----- Rows
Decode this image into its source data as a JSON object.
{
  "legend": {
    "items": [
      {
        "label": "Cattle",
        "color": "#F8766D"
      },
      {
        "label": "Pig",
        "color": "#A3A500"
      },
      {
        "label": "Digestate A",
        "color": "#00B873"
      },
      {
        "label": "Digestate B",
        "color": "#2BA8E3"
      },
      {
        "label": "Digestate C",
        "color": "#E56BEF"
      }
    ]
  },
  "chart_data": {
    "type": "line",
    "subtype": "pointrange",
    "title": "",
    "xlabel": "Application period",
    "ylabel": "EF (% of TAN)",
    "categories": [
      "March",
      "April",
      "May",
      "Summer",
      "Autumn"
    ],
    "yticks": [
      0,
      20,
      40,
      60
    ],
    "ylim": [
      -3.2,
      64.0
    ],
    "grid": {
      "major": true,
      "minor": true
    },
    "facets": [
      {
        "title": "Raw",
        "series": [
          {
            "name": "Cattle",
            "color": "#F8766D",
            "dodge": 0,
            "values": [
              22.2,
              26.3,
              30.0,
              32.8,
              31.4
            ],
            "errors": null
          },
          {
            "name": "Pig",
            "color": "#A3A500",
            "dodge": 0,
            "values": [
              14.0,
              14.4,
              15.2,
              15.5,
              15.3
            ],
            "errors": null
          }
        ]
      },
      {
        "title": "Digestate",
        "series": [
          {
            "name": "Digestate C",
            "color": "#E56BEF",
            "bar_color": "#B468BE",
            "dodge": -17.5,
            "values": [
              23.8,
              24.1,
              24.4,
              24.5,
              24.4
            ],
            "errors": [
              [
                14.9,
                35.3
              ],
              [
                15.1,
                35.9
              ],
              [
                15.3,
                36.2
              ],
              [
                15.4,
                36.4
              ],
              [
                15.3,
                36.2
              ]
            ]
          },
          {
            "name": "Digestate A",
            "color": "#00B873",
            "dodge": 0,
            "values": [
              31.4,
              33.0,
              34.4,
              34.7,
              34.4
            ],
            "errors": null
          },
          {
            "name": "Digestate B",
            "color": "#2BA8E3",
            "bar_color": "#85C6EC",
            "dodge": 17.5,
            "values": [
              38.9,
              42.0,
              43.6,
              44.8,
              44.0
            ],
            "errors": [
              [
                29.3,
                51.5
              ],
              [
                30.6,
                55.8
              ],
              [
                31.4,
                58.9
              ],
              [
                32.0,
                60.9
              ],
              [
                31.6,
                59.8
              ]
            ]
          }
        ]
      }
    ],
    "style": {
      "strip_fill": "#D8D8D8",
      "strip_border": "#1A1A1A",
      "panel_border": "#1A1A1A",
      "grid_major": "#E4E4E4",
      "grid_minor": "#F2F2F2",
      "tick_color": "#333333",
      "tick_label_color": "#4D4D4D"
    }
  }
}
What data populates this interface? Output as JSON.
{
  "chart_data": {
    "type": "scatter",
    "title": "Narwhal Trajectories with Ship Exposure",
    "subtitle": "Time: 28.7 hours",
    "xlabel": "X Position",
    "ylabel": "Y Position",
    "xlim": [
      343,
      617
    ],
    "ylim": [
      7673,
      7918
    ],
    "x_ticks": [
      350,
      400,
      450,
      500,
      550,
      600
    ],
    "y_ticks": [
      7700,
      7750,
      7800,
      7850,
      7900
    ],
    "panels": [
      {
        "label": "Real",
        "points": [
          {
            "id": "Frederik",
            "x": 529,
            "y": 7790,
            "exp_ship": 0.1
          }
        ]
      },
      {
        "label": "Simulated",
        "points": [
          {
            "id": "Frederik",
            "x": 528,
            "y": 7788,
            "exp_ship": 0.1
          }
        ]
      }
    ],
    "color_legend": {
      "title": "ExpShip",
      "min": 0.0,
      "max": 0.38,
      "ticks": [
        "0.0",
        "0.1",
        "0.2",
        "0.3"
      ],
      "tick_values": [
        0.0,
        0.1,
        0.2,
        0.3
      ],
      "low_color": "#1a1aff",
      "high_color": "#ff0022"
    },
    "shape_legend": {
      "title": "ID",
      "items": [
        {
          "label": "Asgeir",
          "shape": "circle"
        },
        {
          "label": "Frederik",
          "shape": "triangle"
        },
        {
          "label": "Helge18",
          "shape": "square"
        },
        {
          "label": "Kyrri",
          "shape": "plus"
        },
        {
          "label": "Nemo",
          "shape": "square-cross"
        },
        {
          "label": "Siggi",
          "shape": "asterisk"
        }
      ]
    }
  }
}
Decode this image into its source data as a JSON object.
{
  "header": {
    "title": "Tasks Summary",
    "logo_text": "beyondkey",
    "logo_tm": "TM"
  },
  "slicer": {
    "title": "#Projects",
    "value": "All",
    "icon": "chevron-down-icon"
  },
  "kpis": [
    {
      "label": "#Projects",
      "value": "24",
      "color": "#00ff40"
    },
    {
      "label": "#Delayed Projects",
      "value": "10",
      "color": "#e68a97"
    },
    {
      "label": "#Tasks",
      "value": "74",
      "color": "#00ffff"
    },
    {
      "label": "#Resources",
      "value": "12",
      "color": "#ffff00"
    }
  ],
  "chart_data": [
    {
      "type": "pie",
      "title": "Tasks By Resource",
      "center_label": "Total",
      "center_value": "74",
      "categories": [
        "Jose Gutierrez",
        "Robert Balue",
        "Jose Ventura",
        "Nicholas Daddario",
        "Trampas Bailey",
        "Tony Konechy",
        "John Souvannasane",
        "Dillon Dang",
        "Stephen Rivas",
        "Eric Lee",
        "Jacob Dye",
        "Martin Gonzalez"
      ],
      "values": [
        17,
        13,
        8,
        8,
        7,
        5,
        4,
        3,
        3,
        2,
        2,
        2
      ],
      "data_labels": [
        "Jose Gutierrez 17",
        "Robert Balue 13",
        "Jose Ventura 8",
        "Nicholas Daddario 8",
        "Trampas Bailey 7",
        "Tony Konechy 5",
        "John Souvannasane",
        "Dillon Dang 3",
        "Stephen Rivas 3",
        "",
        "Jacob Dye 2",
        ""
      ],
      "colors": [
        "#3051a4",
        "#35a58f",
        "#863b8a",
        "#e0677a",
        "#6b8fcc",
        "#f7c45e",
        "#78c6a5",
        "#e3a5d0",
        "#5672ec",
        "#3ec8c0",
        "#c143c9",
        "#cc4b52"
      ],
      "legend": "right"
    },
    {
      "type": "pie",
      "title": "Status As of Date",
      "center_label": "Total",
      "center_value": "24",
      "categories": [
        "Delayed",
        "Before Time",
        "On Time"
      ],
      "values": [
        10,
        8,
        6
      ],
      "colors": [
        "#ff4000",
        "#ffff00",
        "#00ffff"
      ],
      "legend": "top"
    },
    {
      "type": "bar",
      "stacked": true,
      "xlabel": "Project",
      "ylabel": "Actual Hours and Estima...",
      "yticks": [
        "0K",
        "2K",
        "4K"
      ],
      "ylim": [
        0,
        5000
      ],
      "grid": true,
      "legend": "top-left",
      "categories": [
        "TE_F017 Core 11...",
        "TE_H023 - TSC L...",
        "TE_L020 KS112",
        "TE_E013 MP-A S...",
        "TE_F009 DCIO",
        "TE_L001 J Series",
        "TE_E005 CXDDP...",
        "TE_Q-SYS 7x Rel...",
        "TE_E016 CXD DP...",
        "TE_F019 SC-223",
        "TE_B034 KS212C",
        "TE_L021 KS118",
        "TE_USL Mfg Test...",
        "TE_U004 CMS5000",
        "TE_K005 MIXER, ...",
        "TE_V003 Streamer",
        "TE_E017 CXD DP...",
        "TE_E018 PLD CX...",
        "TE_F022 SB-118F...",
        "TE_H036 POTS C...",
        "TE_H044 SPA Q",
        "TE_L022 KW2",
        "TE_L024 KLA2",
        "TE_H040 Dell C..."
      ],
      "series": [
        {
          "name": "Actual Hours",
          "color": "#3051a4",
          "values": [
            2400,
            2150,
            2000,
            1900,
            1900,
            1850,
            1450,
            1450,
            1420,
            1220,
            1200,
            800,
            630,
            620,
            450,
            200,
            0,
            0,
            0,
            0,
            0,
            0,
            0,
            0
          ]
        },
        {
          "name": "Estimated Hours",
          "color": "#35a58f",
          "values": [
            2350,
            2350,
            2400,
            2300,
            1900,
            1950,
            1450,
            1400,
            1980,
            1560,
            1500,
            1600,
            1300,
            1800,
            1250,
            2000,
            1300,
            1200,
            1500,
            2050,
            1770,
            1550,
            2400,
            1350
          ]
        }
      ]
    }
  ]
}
----------
What the task asks — Gather up every line in the data above that contains the word "true", copying each one.

The result —
      "major": true,
      "minor": true
      "stacked": true,
      "grid": true,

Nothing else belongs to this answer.